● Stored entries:
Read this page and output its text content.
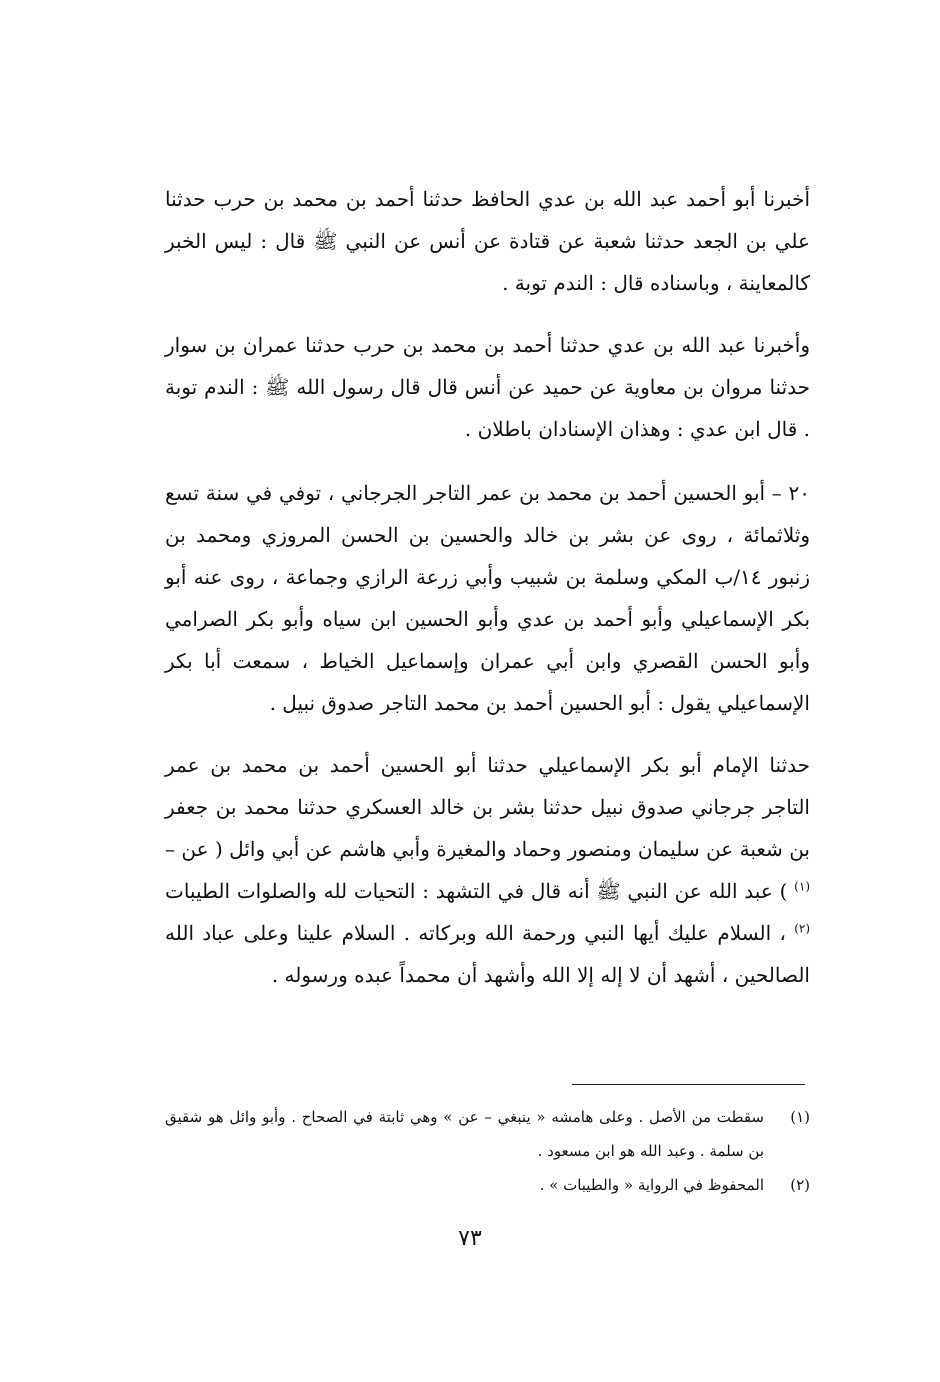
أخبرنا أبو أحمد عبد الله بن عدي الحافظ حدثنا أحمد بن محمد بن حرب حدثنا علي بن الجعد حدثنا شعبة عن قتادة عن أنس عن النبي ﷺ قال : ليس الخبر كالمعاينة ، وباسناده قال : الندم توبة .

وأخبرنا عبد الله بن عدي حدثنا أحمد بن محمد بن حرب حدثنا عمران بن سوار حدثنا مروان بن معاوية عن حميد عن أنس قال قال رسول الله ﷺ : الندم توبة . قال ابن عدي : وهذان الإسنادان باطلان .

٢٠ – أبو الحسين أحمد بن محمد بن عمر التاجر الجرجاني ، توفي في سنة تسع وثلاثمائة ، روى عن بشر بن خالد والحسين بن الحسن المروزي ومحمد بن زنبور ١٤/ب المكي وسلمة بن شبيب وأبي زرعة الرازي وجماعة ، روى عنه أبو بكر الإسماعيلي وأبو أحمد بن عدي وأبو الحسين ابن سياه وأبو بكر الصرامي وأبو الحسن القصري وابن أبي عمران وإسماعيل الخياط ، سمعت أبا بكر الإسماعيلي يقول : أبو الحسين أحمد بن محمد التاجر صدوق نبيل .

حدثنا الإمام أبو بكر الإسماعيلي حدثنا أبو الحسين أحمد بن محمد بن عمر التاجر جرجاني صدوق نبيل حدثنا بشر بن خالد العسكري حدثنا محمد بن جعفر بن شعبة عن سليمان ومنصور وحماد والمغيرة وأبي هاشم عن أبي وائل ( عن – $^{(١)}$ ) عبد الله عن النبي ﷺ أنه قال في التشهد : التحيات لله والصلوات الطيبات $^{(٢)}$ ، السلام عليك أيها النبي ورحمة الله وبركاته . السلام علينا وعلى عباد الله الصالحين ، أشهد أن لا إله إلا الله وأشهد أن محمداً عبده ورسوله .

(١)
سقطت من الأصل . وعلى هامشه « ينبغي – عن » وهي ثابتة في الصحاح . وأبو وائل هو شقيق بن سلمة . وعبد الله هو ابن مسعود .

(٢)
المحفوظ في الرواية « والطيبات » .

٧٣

* * *

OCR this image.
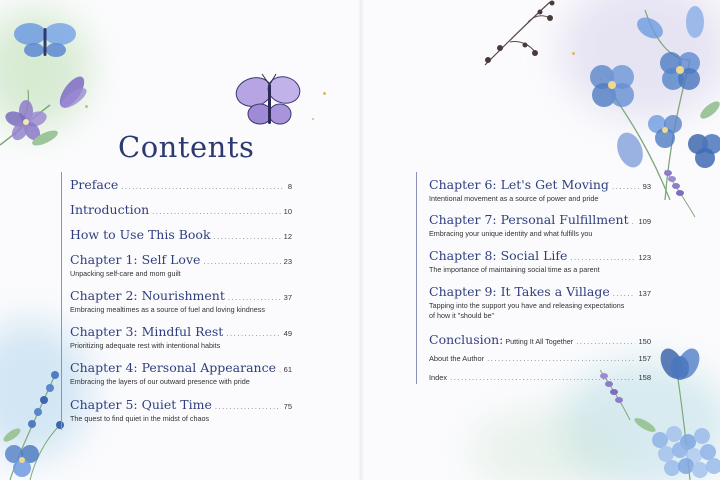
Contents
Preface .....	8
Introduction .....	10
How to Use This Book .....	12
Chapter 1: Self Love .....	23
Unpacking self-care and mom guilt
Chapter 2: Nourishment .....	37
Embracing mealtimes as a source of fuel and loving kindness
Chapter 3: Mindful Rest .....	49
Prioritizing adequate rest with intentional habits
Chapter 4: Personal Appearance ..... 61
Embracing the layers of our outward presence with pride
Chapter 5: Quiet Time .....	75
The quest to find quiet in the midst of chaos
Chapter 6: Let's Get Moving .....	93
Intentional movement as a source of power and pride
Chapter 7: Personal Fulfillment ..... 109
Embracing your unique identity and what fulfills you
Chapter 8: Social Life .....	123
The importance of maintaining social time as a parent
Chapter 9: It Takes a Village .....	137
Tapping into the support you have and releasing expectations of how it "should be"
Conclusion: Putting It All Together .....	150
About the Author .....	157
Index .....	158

● SHORT TASK:
Make a list of all lines in the data that contain "Embracing".

● COMPLETED EXERCISE:
Embracing mealtimes as a source of fuel and loving kindness
Embracing the layers of our outward presence with pride
Embracing your unique identity and what fulfills you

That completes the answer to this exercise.